SUPPLIED DATA —
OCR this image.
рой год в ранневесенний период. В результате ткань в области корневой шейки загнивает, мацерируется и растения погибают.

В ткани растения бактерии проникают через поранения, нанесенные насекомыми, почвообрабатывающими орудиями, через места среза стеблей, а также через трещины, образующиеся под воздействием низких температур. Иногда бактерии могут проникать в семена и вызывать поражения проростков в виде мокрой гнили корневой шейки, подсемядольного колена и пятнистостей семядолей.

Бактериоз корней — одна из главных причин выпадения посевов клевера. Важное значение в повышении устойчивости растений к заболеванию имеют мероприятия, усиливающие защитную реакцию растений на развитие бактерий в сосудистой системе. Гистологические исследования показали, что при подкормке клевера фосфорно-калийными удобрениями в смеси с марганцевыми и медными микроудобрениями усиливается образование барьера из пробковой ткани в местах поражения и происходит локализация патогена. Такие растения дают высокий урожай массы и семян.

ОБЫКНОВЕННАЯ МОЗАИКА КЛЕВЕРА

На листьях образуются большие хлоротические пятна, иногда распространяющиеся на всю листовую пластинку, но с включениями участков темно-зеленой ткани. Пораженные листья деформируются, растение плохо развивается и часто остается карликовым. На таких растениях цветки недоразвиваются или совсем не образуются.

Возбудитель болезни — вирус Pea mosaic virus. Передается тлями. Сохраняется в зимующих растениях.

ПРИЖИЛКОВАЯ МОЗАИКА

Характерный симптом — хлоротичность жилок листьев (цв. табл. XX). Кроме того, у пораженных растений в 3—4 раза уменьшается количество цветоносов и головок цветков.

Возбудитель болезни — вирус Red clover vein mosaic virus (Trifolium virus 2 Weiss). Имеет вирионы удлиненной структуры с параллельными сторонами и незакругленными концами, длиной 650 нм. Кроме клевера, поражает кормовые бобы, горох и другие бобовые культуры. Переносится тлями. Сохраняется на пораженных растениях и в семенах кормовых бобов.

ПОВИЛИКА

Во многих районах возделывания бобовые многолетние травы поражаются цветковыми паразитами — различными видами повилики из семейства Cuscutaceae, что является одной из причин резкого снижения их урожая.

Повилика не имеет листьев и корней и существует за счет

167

WHAT THE EXERCISE ASKS — Retype the material in full, character for character.

COMPLETED TASK —
OCR this image.
рой год в ранневесенний период. В результате ткань в области корневой шейки загнивает, мацерируется и растения погибают.

В ткани растения бактерии проникают через поранения, нанесенные насекомыми, почвообрабатывающими орудиями, через места среза стеблей, а также через трещины, образующиеся под воздействием низких температур. Иногда бактерии могут проникать в семена и вызывать поражения проростков в виде мокрой гнили корневой шейки, подсемядольного колена и пятнистостей семядолей.

Бактериоз корней — одна из главных причин выпадения посевов клевера. Важное значение в повышении устойчивости растений к заболеванию имеют мероприятия, усиливающие защитную реакцию растений на развитие бактерий в сосудистой системе. Гистологические исследования показали, что при подкормке клевера фосфорно-калийными удобрениями в смеси с марганцевыми и медными микроудобрениями усиливается образование барьера из пробковой ткани в местах поражения и происходит локализация патогена. Такие растения дают высокий урожай массы и семян.

ОБЫКНОВЕННАЯ МОЗАИКА КЛЕВЕРА

На листьях образуются большие хлоротические пятна, иногда распространяющиеся на всю листовую пластинку, но с включениями участков темно-зеленой ткани. Пораженные листья деформируются, растение плохо развивается и часто остается карликовым. На таких растениях цветки недоразвиваются или совсем не образуются.

Возбудитель болезни — вирус Pea mosaic virus. Передается тлями. Сохраняется в зимующих растениях.

ПРИЖИЛКОВАЯ МОЗАИКА

Характерный симптом — хлоротичность жилок листьев (цв. табл. XX). Кроме того, у пораженных растений в 3—4 раза уменьшается количество цветоносов и головок цветков.

Возбудитель болезни — вирус Red clover vein mosaic virus (Trifolium virus 2 Weiss). Имеет вирионы удлиненной структуры с параллельными сторонами и незакругленными концами, длиной 650 нм. Кроме клевера, поражает кормовые бобы, горох и другие бобовые культуры. Переносится тлями. Сохраняется на пораженных растениях и в семенах кормовых бобов.

ПОВИЛИКА

Во многих районах возделывания бобовые многолетние травы поражаются цветковыми паразитами — различными видами повилики из семейства Cuscutaceae, что является одной из причин резкого снижения их урожая.

Повилика не имеет листьев и корней и существует за счет

167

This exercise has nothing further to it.